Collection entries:
------

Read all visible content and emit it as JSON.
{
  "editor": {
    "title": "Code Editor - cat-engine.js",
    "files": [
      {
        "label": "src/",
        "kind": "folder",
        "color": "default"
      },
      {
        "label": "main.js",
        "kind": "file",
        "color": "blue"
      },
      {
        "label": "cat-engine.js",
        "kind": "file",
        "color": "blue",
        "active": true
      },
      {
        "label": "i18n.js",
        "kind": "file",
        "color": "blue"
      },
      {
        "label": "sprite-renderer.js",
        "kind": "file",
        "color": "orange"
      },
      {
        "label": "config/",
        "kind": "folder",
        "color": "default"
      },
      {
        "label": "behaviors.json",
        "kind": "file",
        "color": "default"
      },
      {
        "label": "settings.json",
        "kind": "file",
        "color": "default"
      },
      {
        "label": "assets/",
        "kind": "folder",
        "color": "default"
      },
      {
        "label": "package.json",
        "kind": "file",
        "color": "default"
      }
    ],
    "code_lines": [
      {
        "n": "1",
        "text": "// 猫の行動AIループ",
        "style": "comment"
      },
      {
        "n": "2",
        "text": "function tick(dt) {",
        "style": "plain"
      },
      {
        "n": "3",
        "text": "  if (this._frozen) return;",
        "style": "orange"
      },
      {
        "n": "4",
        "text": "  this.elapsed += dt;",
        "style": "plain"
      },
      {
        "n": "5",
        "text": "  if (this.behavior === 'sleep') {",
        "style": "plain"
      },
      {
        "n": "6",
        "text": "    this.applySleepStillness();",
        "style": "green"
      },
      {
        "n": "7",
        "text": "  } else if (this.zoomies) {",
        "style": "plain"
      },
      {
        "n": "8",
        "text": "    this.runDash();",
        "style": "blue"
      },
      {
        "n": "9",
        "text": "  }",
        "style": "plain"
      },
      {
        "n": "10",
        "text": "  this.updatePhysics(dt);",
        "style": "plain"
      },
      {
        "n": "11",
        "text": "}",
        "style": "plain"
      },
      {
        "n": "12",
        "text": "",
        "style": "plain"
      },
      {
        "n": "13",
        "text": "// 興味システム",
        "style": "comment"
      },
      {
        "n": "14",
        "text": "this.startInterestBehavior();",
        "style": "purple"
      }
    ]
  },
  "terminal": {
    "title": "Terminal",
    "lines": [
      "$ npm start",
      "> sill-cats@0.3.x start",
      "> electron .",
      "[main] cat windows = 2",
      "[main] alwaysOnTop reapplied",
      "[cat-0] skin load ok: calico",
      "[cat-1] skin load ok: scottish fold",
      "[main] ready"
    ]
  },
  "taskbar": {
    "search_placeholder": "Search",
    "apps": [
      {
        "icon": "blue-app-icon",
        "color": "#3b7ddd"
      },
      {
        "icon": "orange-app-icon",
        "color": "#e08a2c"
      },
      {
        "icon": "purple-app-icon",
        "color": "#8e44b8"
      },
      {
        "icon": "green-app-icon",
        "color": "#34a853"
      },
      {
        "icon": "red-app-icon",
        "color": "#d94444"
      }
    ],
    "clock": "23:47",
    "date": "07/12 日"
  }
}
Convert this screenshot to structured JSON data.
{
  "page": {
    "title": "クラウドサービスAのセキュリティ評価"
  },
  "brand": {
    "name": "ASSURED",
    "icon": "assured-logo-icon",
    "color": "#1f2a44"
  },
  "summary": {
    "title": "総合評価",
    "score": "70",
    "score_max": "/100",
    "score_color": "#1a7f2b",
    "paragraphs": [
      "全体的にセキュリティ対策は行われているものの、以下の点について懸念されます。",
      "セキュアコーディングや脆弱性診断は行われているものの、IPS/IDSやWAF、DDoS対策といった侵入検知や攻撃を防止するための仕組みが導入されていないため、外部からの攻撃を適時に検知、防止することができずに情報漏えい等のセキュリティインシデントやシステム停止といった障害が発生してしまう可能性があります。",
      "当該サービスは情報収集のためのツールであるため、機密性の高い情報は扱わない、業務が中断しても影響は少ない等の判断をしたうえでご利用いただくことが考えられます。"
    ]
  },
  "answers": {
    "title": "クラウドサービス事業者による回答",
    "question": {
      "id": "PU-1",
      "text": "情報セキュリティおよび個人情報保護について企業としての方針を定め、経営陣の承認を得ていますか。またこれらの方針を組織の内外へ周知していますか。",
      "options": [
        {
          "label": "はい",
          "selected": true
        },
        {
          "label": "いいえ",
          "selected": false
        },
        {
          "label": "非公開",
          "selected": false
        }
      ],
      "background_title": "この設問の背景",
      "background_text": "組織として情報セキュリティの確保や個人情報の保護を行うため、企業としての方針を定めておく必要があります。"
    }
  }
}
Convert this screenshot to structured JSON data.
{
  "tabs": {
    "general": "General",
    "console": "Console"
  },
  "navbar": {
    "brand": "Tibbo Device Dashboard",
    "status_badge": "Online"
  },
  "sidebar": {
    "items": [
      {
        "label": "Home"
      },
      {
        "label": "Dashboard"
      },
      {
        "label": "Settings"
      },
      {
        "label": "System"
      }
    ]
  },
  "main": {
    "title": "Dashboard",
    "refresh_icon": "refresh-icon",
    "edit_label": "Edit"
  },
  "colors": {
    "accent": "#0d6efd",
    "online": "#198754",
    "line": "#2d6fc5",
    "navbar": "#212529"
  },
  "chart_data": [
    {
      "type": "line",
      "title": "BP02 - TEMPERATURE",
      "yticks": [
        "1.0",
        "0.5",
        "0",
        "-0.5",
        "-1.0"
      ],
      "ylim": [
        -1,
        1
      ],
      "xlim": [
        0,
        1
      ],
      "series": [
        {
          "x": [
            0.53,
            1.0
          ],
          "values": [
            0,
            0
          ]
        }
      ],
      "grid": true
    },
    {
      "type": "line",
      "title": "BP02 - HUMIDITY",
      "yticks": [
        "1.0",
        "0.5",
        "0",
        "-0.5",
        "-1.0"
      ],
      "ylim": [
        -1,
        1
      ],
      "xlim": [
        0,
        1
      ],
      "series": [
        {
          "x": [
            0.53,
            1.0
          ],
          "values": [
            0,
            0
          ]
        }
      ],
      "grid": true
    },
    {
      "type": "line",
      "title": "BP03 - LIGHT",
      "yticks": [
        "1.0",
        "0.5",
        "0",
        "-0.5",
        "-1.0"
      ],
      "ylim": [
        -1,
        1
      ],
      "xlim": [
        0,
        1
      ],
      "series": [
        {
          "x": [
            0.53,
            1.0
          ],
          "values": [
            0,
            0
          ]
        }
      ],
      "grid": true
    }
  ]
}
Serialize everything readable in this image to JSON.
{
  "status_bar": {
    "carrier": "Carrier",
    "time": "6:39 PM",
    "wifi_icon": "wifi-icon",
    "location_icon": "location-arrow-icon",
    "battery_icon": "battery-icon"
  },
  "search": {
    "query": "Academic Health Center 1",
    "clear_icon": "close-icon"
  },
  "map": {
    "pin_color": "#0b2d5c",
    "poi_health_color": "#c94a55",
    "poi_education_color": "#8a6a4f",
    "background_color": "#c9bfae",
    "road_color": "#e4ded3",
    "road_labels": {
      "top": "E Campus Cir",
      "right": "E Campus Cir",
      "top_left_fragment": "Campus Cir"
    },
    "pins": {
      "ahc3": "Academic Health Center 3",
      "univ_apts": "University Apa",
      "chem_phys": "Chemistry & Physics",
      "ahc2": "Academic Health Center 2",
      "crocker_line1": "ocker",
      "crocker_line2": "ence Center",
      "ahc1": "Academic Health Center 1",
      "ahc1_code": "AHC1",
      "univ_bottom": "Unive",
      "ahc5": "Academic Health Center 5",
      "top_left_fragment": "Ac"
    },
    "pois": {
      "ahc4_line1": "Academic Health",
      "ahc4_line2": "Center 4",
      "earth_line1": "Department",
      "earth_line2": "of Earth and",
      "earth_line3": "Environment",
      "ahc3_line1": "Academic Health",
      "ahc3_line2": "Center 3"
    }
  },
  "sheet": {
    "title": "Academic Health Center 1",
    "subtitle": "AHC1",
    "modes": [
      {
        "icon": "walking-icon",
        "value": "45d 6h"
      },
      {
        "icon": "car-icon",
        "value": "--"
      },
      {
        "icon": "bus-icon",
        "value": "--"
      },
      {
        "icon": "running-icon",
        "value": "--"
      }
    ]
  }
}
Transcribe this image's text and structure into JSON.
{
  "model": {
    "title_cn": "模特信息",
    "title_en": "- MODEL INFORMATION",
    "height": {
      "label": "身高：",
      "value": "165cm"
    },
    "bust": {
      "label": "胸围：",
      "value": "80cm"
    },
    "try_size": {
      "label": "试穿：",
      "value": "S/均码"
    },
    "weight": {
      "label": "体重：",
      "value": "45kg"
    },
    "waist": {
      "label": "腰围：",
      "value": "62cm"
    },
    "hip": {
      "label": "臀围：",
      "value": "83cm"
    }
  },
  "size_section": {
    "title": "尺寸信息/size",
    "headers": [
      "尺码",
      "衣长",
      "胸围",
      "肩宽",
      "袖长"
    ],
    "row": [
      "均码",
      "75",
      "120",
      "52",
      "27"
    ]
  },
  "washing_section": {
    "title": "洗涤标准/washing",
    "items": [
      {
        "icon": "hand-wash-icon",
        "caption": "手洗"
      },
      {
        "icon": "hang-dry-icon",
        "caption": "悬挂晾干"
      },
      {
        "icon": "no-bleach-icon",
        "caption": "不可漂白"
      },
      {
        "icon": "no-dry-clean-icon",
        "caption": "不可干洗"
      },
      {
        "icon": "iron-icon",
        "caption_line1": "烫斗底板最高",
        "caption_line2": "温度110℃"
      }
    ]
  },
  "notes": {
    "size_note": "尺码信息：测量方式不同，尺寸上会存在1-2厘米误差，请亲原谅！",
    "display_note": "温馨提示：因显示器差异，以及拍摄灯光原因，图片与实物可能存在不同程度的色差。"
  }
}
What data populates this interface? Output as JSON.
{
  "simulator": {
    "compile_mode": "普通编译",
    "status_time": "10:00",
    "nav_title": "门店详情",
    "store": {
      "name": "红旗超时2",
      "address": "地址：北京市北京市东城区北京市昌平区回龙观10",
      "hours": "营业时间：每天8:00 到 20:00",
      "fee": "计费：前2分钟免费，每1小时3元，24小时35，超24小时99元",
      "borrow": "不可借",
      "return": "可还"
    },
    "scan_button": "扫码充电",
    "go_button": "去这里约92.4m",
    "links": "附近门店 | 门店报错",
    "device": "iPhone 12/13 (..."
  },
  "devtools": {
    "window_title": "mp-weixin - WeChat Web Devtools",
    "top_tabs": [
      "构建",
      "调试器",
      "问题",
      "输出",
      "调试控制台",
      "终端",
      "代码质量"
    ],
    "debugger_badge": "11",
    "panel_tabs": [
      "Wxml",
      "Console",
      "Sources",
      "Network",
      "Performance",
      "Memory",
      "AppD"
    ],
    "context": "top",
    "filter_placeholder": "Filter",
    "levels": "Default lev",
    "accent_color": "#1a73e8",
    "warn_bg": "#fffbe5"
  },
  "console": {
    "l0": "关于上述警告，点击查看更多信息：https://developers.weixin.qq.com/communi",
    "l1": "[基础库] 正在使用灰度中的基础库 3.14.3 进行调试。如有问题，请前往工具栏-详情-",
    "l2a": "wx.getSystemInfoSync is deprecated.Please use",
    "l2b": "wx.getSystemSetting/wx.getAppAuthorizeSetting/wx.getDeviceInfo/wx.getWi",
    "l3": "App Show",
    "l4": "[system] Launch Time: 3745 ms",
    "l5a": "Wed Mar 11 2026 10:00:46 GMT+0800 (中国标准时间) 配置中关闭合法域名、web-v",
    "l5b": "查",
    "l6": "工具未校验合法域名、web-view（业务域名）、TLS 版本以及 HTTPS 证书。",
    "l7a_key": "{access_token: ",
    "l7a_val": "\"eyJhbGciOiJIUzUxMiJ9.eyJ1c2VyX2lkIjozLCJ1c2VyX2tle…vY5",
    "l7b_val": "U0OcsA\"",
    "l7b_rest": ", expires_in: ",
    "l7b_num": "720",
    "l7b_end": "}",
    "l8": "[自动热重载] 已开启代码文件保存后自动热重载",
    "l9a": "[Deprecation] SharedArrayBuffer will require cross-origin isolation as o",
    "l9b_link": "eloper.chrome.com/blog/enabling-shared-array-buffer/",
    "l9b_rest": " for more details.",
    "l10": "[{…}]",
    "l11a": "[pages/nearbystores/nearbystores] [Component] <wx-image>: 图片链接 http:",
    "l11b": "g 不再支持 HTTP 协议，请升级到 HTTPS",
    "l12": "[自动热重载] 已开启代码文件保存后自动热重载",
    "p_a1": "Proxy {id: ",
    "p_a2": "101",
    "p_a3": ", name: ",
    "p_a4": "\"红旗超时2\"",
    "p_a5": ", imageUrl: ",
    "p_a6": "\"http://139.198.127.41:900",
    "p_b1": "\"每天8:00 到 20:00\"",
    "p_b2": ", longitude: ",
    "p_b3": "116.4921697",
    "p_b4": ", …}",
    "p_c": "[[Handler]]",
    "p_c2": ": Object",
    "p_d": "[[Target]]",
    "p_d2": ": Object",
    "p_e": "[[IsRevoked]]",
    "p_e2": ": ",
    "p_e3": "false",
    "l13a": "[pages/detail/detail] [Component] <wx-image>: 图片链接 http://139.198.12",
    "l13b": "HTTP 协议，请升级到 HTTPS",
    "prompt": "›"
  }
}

------

Task objective → Each line that holds the word "自动热重载" is to be copied.

The solution →
    "l8": "[自动热重载] 已开启代码文件保存后自动热重载",
    "l12": "[自动热重载] 已开启代码文件保存后自动热重载",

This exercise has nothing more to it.